_What is expected_:
Search the material and gather each line with "Cómo" in it.

_Task data_:
──────
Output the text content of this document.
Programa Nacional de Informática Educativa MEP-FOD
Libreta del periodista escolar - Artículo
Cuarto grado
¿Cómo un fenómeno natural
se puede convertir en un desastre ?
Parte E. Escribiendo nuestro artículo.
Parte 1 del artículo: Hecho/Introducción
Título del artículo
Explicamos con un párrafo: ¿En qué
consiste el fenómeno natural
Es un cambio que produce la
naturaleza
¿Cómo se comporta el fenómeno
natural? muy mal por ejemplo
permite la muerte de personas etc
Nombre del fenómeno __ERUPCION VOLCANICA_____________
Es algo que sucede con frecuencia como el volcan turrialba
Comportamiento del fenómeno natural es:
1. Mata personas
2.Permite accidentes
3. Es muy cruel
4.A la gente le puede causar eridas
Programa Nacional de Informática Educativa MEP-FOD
──────
_Result for this exercise_:
¿Cómo un fenómeno natural
¿Cómo se comporta el fenómeno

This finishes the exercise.